▸ **Records shown**
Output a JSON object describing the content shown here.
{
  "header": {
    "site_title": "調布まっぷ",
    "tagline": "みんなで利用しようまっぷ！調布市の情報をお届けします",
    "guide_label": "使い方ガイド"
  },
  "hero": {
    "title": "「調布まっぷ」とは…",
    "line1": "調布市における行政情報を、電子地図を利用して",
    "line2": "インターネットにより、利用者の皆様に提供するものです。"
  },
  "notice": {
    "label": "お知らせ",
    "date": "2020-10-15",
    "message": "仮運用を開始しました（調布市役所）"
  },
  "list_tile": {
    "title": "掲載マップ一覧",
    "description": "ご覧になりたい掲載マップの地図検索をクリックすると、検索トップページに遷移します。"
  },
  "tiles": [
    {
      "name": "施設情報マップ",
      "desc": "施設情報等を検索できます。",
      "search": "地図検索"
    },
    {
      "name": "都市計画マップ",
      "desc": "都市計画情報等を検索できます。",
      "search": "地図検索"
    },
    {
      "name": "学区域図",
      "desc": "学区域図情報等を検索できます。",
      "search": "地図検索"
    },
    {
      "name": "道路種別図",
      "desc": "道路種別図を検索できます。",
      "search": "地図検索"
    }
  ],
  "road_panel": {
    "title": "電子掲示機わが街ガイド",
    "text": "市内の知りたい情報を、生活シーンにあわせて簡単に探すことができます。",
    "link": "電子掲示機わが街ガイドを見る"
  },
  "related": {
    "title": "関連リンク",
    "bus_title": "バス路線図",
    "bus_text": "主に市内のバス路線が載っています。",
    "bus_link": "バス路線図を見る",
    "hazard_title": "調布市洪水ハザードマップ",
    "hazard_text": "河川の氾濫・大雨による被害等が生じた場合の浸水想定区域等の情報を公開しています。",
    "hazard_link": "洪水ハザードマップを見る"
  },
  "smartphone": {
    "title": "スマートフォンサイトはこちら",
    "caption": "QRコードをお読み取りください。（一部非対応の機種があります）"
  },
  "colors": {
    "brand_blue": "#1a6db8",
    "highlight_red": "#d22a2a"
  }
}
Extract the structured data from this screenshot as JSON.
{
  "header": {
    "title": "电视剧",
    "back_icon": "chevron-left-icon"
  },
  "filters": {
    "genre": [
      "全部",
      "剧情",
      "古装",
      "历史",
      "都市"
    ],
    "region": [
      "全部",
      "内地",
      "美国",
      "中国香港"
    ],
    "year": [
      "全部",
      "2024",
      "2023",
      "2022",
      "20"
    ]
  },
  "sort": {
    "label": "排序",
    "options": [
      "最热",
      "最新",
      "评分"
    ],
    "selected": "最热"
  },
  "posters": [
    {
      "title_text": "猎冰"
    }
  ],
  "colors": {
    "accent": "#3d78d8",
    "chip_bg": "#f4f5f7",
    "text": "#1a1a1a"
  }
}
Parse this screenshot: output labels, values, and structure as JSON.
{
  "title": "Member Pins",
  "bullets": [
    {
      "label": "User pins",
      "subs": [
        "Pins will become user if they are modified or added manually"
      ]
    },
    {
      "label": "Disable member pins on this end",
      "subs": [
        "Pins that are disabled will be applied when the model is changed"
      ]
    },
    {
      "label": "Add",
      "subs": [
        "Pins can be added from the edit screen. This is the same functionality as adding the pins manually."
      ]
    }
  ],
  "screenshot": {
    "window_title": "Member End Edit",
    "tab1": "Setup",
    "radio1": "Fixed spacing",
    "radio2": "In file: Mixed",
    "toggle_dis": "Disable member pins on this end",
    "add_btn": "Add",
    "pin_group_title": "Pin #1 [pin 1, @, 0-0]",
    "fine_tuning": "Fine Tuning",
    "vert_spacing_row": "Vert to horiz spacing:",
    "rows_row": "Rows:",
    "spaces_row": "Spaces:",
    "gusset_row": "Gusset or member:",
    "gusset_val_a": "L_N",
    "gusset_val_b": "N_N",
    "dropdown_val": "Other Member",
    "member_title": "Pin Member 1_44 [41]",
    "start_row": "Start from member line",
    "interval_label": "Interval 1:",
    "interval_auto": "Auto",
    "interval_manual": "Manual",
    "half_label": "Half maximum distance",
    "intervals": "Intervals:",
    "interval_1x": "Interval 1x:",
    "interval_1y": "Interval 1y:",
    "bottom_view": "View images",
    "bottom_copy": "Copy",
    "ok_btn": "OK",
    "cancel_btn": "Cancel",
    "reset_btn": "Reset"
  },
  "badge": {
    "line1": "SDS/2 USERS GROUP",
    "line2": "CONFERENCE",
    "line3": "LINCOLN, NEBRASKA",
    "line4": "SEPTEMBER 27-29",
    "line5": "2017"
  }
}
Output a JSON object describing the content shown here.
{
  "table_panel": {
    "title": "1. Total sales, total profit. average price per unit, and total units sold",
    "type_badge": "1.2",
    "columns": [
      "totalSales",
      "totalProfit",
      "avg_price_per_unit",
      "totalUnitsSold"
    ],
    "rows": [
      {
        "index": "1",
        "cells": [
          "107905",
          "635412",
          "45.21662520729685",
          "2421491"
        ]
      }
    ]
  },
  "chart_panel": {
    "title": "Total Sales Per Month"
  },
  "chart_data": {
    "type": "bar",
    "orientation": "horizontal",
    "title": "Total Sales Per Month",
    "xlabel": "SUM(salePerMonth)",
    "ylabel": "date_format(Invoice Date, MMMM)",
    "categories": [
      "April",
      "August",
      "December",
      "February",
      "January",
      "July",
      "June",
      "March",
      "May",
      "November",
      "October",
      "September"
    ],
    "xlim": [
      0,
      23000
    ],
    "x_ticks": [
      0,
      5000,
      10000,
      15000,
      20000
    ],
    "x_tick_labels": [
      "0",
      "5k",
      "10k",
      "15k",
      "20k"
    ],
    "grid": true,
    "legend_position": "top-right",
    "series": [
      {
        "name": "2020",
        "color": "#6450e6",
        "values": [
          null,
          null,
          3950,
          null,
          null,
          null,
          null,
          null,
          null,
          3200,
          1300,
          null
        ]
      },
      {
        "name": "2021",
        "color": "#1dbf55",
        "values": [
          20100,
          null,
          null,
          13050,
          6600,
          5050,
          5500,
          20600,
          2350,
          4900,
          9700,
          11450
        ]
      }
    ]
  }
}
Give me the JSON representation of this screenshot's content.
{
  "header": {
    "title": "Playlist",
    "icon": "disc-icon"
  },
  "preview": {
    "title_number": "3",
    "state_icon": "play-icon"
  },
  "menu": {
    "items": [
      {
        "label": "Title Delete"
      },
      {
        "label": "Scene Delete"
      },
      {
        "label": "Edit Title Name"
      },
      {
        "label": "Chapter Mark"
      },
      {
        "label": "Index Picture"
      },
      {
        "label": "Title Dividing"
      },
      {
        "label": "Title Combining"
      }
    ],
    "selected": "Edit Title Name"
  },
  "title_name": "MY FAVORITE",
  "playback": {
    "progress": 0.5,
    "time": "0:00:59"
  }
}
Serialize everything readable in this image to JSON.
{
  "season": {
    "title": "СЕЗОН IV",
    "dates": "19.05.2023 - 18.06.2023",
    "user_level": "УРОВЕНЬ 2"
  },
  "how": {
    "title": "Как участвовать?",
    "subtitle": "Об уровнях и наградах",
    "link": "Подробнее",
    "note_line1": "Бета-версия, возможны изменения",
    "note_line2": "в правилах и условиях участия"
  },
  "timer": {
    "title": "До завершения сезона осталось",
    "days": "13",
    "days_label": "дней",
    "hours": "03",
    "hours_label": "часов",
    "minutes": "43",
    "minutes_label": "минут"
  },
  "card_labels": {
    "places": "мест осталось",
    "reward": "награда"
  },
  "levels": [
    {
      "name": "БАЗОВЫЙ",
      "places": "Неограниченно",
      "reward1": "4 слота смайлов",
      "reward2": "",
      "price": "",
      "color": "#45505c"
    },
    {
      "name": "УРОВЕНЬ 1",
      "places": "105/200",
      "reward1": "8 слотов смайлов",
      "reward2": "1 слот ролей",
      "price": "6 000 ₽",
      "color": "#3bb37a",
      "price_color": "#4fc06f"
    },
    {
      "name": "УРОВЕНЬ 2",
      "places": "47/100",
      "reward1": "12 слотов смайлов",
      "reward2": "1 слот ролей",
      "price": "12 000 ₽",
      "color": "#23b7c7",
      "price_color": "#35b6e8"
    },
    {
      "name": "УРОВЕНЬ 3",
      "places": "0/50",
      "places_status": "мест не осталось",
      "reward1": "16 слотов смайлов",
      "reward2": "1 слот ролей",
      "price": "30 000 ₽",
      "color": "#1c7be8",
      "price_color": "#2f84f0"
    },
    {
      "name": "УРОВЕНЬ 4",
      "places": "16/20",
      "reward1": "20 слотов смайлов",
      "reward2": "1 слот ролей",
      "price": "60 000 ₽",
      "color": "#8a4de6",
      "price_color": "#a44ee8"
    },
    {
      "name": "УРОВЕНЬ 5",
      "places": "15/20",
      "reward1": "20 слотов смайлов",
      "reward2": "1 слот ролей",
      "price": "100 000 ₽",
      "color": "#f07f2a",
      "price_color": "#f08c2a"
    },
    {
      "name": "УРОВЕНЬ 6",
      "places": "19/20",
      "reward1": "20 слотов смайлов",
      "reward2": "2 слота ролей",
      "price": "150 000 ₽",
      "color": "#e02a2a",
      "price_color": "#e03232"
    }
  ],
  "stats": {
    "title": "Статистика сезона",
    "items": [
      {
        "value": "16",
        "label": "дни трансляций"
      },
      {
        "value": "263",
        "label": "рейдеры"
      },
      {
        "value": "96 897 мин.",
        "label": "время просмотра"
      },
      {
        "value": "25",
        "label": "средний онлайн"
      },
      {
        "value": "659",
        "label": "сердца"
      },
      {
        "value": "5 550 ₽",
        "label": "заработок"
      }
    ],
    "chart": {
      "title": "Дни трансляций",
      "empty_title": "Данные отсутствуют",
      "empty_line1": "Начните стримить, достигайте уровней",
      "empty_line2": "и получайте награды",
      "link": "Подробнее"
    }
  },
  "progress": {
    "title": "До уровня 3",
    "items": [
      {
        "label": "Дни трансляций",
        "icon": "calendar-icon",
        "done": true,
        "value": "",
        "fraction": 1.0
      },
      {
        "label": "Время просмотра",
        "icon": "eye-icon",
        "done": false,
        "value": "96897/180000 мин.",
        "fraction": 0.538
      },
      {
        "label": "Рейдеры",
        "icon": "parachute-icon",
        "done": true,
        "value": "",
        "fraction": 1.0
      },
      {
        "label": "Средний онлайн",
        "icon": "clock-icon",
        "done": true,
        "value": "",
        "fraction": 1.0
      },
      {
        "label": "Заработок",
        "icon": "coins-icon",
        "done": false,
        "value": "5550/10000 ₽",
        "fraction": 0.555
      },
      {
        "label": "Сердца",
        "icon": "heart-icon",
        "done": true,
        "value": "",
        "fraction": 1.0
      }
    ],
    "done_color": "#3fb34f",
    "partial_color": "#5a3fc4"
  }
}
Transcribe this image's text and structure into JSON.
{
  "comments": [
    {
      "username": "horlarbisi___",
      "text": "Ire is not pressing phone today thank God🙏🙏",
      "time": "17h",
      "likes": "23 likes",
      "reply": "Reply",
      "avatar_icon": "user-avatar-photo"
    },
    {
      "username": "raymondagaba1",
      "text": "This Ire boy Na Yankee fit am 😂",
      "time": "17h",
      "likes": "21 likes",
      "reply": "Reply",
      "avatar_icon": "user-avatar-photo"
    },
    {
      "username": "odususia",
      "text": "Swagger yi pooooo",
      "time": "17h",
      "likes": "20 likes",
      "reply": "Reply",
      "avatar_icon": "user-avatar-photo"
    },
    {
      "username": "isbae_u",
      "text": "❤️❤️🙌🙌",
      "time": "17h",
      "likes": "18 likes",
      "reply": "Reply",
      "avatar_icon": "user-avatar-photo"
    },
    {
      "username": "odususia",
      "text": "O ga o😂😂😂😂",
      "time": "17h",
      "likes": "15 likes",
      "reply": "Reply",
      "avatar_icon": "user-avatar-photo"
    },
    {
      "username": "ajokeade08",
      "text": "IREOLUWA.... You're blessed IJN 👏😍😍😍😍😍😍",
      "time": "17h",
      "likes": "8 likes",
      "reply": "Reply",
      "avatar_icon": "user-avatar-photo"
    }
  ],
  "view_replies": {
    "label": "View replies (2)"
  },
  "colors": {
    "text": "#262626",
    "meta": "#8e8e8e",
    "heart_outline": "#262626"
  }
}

▸ **Written exercise**
From the records above, copy every line that holds the word "просмотра".

▸ **Answer to the exercise**
        "label": "время просмотра"
        "label": "Время просмотра",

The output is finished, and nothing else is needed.